▶

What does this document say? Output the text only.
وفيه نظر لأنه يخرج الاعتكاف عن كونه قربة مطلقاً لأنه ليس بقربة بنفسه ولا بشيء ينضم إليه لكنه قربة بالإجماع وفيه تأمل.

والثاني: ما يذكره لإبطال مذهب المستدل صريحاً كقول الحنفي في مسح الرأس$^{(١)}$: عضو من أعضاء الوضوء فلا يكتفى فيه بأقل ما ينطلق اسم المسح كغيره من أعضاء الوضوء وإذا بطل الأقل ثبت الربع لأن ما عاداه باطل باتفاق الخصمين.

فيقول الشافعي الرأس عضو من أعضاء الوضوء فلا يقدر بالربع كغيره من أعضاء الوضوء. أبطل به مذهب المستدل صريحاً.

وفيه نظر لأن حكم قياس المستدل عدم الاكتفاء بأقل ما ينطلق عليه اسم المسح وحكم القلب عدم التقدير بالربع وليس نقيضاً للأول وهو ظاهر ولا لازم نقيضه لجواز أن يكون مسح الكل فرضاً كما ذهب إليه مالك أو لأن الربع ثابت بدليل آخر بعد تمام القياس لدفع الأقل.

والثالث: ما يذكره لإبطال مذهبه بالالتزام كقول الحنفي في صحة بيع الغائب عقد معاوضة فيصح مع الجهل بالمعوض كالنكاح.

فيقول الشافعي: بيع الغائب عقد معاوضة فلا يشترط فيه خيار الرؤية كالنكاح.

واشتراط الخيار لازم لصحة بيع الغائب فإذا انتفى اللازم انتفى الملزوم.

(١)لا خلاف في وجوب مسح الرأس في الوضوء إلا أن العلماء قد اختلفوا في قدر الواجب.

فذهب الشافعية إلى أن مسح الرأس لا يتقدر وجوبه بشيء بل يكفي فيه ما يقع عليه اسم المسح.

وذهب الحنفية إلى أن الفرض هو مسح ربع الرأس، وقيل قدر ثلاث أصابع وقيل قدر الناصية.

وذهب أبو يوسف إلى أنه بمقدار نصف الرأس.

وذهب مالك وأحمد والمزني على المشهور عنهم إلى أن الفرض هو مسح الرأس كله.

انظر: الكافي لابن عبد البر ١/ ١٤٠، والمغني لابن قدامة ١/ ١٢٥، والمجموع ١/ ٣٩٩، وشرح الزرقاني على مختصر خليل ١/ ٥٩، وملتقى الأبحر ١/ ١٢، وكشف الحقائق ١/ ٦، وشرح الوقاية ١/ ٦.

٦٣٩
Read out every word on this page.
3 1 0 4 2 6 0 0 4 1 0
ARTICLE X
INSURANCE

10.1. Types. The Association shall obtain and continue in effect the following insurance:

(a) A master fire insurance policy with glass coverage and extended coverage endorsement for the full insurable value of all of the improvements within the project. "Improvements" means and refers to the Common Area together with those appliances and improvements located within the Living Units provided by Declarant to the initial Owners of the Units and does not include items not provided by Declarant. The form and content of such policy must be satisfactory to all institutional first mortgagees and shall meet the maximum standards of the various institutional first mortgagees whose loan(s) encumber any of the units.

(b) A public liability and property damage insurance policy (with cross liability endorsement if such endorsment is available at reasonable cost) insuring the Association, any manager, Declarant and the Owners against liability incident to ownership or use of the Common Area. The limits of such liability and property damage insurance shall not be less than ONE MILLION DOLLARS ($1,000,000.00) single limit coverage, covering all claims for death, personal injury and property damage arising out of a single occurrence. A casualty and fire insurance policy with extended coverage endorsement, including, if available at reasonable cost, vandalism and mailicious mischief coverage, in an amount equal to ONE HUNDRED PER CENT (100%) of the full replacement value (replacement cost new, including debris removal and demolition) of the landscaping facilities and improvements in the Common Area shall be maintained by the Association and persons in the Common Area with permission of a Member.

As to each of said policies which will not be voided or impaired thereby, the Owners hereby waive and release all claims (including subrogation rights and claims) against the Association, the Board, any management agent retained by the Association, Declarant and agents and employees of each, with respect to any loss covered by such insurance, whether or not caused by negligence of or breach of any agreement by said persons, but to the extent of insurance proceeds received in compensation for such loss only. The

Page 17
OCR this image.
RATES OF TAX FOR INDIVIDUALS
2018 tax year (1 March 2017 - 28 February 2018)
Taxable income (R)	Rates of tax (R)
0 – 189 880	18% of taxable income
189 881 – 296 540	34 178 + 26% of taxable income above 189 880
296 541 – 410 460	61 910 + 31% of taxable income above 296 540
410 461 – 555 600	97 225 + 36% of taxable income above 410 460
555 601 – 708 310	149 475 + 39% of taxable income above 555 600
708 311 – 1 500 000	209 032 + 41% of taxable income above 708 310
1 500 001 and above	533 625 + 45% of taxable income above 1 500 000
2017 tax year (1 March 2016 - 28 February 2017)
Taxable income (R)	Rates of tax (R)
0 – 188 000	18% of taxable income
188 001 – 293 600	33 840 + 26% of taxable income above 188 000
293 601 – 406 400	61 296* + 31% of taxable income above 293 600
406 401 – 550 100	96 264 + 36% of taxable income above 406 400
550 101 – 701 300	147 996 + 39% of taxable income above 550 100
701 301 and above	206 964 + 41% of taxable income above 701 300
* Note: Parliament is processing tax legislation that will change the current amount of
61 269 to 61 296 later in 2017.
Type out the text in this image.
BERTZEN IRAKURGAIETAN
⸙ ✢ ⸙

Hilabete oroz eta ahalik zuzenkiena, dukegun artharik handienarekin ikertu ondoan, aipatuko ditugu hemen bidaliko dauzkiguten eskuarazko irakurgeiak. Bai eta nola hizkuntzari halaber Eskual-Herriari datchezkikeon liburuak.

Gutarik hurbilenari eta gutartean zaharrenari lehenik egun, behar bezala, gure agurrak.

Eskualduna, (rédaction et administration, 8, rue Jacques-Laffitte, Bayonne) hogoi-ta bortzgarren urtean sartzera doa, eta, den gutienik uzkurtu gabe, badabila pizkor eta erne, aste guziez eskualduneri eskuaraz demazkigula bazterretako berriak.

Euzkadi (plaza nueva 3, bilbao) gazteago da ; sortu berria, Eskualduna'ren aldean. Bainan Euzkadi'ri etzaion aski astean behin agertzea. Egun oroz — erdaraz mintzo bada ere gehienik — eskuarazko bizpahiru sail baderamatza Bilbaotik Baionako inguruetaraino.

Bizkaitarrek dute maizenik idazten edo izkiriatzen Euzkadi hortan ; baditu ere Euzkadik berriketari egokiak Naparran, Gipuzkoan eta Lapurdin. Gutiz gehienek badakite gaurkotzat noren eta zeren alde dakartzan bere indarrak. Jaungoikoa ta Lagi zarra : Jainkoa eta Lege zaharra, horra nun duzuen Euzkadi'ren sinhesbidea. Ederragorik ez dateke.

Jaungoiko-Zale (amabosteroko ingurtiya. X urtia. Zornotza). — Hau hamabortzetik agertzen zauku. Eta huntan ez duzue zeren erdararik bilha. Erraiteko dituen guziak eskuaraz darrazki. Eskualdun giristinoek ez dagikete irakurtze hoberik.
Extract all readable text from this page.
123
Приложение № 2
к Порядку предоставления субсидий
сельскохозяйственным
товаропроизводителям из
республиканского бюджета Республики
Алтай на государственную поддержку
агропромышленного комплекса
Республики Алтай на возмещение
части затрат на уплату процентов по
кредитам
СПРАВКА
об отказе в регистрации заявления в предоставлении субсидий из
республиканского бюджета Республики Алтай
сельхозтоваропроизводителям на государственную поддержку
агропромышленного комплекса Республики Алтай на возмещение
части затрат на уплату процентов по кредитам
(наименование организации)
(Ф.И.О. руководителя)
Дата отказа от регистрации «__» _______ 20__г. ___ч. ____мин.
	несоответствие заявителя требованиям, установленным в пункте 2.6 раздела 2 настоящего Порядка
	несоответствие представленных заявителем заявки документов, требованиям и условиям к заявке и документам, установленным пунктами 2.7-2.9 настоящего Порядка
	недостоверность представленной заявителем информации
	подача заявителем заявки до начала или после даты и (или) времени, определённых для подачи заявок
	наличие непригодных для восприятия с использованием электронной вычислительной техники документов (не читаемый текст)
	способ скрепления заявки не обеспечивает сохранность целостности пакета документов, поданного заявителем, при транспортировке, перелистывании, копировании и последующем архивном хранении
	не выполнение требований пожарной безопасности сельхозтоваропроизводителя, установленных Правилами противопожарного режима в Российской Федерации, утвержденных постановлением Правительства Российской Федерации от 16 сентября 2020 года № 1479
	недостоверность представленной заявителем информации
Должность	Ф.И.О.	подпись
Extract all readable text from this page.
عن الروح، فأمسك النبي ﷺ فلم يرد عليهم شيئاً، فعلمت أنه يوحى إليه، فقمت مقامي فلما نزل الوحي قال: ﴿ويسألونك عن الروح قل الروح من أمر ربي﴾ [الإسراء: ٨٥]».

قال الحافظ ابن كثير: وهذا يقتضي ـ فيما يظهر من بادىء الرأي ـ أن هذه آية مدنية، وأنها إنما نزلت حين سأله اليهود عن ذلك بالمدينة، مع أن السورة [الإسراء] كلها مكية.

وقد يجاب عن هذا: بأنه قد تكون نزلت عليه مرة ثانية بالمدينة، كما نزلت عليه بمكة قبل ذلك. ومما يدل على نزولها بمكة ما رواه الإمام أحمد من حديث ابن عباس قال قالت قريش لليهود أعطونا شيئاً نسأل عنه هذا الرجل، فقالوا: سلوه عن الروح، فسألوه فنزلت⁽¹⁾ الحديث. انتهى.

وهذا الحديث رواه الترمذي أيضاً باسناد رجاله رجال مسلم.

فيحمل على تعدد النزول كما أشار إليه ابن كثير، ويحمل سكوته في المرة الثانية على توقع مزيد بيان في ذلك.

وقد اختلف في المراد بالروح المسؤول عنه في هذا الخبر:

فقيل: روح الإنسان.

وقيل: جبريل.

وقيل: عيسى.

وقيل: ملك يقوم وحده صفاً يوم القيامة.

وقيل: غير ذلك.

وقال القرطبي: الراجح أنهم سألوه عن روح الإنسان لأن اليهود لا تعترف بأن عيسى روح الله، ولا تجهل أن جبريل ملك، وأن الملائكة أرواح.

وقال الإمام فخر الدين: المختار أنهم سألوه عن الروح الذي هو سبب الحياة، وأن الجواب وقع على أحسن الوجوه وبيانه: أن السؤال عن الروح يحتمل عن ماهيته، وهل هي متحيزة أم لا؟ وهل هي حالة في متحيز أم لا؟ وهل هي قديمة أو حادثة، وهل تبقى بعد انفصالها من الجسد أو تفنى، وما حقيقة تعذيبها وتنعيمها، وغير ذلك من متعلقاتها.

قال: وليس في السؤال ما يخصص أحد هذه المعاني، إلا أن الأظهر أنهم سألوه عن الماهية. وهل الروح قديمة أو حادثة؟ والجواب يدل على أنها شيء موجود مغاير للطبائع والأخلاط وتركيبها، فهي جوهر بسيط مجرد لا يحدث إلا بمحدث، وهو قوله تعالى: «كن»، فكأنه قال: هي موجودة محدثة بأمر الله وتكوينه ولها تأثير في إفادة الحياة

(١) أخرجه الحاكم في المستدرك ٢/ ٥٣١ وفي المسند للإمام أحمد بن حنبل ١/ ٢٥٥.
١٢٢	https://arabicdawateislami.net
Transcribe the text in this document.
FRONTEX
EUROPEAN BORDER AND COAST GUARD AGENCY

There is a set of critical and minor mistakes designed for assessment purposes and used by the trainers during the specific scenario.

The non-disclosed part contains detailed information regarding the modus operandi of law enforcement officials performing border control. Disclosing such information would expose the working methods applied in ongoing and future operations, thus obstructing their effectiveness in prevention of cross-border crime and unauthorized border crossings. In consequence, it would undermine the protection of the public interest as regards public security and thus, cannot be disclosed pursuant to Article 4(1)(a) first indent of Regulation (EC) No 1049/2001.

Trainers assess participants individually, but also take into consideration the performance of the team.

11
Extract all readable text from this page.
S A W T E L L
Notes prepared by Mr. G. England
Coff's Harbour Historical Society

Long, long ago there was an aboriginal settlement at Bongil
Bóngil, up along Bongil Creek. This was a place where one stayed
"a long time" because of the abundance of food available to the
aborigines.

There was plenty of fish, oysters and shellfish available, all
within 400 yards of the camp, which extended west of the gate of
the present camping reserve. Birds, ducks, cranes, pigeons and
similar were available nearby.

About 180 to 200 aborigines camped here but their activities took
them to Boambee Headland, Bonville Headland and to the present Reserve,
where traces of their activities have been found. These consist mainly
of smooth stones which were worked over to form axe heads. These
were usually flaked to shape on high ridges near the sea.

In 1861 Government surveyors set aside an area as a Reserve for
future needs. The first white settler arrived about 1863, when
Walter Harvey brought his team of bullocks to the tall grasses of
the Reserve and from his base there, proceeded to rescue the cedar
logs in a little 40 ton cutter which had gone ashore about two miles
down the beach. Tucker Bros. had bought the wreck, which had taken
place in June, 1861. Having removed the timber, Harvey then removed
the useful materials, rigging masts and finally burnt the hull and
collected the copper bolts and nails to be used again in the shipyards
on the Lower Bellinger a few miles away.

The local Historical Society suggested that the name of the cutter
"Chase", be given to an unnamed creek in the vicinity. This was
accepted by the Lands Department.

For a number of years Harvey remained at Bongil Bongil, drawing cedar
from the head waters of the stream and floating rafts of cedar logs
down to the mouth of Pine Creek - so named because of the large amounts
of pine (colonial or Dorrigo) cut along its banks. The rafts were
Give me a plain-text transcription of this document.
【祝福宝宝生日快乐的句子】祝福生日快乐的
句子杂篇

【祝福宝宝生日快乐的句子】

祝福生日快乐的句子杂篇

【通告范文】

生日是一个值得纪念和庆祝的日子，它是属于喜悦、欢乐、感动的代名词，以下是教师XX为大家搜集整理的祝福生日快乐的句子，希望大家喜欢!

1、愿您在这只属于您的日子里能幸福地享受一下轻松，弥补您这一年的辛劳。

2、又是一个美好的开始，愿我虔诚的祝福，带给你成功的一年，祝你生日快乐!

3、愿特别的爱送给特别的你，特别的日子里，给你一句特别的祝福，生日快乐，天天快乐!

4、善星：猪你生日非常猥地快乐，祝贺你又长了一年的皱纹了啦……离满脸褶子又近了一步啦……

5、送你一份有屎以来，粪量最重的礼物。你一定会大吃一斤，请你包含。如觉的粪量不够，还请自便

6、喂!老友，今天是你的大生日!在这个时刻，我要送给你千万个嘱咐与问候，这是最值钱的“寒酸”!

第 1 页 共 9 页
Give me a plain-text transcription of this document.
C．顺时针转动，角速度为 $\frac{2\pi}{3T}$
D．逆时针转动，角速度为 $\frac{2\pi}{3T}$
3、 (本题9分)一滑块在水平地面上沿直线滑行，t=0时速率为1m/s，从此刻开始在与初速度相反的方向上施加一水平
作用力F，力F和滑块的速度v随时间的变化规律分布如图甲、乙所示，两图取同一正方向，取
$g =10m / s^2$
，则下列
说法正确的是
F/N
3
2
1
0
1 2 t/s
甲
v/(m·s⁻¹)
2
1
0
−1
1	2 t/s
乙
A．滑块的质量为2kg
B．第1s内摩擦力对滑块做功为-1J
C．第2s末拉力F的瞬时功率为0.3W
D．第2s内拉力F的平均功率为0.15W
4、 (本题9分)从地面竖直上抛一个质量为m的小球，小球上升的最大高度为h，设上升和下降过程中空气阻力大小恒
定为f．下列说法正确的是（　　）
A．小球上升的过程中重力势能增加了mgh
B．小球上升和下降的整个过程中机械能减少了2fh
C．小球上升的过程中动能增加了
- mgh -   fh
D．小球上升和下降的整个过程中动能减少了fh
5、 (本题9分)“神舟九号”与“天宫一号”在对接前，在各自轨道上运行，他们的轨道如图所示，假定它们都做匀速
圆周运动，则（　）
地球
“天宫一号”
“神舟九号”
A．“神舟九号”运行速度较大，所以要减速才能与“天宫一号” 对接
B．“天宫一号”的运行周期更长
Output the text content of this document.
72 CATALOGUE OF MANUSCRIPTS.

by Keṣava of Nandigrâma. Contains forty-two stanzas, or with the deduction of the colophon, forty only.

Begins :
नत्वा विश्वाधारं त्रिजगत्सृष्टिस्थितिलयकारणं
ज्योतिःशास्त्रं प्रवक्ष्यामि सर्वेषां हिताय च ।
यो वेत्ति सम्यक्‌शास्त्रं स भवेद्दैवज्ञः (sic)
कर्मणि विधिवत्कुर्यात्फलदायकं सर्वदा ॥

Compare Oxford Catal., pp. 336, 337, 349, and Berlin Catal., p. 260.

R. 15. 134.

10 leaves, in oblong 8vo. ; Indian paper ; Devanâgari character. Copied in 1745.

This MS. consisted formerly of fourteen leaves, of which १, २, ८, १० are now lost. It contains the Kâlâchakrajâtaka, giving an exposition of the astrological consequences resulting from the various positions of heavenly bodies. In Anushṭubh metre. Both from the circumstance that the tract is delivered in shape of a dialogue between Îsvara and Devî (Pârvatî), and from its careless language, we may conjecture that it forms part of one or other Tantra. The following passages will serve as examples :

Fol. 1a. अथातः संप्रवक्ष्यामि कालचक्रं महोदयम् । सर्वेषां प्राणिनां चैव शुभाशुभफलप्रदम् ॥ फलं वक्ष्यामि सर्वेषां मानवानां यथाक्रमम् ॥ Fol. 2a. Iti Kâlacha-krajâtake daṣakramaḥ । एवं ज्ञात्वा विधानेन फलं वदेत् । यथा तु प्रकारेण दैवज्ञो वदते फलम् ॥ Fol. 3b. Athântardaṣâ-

◀

### INSTRUCTION
From the listing, copy every line where the string "Порядка" appears.

### COMPLETED EXERCISE
	несоответствие заявителя требованиям, установленным в пункте 2.6 раздела 2 настоящего Порядка
	несоответствие представленных заявителем заявки документов, требованиям и условиям к заявке и документам, установленным пунктами 2.7-2.9 настоящего Порядка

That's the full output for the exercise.